## REQUEST
Records follow. Select each line holding "异种电荷相互吸引".
+++ RECORDED DATA
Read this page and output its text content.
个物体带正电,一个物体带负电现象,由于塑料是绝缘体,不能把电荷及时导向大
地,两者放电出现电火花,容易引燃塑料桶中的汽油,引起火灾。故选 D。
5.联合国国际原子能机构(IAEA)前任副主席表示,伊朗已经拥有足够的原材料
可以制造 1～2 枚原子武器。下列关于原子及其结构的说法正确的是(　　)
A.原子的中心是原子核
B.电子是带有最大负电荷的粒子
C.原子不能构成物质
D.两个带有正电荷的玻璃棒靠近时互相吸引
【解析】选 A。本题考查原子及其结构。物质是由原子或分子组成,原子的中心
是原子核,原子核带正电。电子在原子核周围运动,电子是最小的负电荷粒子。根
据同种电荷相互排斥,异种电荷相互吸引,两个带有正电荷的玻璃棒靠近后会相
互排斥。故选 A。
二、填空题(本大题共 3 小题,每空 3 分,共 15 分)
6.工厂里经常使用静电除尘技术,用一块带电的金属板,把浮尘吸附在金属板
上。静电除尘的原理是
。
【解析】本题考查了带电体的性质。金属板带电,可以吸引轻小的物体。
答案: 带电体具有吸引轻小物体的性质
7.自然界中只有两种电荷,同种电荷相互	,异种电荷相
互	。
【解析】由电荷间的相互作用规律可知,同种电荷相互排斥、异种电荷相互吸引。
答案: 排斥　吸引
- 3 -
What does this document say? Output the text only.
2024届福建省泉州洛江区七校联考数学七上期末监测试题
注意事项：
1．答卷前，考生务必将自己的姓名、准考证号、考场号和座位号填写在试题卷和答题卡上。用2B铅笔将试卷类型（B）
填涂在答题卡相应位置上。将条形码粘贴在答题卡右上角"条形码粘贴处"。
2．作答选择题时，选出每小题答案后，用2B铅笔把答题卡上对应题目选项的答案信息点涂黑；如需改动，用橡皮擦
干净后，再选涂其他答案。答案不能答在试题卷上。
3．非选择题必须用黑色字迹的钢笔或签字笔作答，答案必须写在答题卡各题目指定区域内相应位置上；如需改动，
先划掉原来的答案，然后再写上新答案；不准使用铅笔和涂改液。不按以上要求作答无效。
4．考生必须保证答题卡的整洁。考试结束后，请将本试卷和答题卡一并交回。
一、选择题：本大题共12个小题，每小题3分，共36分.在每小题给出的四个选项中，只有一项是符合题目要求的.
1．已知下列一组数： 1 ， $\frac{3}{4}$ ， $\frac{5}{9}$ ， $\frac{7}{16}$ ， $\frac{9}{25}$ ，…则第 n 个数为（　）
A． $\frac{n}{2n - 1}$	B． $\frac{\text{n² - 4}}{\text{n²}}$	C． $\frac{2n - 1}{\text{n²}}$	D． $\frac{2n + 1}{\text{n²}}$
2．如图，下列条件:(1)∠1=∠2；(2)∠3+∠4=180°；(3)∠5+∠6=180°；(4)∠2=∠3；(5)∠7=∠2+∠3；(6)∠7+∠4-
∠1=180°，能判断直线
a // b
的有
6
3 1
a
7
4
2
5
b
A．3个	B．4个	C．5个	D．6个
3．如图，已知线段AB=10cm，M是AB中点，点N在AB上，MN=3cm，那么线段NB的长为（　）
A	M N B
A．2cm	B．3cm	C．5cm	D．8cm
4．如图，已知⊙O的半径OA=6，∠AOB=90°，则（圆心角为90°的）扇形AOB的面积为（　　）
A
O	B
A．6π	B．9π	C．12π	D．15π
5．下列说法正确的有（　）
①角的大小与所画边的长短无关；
++++++
## RIGHT ANSWER
据同种电荷相互排斥,异种电荷相互吸引,两个带有正电荷的玻璃棒靠近后会相
【解析】由电荷间的相互作用规律可知,同种电荷相互排斥、异种电荷相互吸引。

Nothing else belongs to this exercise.